__Description of the task__: Give a count of the lines below that have the string "Входящий" in them, with no other words.

[Materials provided start]

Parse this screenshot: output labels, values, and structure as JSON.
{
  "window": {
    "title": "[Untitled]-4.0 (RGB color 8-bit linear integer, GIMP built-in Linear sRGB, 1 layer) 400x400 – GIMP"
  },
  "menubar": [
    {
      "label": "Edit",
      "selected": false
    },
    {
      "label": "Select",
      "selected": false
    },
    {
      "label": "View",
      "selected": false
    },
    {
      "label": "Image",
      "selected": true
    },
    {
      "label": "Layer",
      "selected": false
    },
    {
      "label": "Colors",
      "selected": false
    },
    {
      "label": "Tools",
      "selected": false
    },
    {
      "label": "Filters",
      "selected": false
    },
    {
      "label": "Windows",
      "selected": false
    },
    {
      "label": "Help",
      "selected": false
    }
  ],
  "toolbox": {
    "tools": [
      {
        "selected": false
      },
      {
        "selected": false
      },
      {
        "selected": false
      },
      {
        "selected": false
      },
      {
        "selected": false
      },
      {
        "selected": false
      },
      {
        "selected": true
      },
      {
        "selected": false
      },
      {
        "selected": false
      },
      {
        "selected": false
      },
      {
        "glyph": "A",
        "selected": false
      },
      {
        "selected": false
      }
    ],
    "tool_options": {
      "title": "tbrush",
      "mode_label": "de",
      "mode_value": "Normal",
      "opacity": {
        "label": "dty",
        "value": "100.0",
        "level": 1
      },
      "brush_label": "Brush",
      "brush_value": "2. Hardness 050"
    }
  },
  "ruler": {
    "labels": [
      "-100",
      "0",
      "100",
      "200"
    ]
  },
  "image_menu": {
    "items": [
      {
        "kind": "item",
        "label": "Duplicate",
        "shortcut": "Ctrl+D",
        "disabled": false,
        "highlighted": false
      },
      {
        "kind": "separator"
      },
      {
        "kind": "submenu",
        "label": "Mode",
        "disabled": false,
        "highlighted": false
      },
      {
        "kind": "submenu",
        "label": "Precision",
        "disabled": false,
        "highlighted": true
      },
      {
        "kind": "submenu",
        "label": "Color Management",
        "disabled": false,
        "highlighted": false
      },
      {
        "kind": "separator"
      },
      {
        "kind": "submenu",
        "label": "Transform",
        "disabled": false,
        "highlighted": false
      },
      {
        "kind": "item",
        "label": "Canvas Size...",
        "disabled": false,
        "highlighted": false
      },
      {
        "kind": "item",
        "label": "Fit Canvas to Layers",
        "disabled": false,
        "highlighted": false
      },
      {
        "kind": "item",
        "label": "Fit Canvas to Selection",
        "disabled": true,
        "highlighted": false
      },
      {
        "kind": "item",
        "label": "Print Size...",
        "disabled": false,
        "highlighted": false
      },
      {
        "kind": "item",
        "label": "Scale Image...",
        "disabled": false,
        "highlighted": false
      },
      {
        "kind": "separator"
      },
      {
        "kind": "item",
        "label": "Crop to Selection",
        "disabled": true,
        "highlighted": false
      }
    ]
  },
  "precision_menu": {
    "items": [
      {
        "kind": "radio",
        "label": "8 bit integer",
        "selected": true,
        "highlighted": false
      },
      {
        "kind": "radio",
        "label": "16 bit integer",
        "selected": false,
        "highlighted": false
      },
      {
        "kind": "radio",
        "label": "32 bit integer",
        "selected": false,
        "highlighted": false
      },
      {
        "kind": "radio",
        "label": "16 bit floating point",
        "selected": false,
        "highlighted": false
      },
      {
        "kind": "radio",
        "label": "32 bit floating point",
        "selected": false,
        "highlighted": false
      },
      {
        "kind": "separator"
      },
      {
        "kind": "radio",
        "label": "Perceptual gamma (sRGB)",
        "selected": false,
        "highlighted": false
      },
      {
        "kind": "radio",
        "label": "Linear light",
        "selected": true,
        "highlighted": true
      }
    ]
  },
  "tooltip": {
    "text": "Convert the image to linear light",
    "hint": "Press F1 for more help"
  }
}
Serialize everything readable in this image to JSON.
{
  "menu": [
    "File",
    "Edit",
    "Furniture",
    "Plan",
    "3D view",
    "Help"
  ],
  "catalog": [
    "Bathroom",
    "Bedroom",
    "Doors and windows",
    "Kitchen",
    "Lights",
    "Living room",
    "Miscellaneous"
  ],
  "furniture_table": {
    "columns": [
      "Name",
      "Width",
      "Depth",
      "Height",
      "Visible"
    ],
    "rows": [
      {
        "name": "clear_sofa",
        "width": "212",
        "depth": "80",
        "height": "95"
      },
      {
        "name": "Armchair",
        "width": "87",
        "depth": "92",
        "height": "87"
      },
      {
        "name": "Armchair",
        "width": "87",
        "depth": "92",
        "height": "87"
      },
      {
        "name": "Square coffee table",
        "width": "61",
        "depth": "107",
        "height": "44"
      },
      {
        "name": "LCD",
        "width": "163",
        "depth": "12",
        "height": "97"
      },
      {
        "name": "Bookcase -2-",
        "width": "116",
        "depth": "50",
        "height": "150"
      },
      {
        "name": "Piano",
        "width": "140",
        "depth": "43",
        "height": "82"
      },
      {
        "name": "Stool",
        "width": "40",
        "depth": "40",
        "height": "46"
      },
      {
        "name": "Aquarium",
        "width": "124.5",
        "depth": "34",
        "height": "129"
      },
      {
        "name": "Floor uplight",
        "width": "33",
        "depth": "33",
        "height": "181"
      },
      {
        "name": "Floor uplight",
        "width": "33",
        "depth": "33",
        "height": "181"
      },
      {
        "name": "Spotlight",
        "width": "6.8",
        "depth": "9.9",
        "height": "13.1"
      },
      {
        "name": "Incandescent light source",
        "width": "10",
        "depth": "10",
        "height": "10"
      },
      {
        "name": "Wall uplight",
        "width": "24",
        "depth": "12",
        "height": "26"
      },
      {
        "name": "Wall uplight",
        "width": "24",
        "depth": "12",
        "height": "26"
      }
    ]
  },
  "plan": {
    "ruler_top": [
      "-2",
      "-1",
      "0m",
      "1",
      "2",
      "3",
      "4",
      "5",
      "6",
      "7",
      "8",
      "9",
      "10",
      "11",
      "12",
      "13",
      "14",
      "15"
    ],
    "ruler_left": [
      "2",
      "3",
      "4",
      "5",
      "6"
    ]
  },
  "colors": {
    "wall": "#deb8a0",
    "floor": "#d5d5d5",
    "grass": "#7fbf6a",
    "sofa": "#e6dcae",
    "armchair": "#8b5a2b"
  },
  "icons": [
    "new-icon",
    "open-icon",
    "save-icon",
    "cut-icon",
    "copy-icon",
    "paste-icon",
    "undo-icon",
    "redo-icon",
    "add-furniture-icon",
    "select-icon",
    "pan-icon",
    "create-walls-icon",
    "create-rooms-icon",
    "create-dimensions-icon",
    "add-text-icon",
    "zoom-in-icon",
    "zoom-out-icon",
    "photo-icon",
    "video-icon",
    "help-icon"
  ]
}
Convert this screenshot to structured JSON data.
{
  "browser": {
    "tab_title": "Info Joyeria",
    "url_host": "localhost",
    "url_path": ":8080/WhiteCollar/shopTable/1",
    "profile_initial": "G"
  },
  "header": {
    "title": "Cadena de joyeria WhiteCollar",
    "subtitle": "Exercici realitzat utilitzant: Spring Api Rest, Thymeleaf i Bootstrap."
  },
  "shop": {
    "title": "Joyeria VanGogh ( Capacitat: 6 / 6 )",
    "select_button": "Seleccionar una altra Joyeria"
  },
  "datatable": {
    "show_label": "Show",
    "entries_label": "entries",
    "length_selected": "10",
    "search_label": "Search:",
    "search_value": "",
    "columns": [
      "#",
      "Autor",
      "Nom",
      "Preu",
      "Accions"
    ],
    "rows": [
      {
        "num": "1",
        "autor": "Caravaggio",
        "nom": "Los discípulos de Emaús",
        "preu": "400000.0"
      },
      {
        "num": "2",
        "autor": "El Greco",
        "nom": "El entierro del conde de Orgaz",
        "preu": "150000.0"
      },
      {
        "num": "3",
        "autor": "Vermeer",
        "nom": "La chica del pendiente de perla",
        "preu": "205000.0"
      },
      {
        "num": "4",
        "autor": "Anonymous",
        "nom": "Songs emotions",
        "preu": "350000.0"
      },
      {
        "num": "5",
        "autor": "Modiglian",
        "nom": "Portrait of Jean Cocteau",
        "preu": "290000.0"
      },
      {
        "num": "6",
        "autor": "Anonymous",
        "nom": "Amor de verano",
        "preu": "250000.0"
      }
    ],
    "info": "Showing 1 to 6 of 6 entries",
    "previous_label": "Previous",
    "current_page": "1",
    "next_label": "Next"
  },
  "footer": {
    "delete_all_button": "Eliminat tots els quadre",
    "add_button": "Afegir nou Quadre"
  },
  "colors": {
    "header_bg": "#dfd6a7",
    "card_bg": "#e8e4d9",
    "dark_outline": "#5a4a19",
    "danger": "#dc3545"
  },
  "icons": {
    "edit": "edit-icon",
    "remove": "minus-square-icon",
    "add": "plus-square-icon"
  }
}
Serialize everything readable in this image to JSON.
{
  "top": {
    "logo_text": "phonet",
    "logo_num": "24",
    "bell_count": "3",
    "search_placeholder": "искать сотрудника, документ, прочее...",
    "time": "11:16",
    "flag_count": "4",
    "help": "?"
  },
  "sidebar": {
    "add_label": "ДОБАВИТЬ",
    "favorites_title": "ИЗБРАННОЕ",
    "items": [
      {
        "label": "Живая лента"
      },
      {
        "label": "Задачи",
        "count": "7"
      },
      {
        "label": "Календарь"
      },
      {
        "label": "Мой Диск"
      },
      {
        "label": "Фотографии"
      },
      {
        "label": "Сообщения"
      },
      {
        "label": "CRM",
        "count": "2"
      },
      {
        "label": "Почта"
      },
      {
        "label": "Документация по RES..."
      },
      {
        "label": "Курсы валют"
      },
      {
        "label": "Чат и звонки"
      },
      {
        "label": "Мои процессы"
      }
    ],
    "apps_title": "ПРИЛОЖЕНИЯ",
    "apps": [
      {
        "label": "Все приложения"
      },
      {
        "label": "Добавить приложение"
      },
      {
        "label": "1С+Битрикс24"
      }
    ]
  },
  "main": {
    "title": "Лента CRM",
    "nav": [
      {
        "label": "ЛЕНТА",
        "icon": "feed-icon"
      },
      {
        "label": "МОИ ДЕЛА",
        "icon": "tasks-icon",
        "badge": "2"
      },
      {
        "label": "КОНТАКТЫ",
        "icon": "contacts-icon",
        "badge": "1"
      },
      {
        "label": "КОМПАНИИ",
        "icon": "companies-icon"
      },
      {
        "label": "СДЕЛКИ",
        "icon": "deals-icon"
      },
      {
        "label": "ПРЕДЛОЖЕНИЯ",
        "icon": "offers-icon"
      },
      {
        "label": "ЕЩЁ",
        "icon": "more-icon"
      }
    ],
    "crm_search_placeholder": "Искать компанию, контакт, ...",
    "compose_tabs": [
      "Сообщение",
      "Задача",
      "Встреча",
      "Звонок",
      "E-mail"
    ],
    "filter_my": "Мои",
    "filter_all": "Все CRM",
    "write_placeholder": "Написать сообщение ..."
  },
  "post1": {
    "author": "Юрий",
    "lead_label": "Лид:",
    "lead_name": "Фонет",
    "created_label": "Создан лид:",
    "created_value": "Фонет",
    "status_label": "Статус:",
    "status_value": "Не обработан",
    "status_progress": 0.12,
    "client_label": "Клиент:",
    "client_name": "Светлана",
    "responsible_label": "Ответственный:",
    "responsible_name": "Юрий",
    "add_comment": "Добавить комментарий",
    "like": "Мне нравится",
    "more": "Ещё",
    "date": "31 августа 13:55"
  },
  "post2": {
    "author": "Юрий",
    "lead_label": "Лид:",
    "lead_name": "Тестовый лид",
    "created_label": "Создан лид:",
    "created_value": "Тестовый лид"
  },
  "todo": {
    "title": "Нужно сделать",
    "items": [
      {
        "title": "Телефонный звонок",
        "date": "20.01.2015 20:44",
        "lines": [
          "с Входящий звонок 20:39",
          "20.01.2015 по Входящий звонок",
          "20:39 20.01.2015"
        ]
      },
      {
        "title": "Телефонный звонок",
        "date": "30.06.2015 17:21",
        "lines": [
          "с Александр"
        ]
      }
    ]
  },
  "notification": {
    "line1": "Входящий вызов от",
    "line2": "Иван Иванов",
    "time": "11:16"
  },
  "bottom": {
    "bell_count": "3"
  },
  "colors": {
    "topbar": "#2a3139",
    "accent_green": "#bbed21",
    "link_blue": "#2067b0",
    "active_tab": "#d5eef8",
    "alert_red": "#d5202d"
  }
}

[Materials provided end]

__Answer to the problem__: 3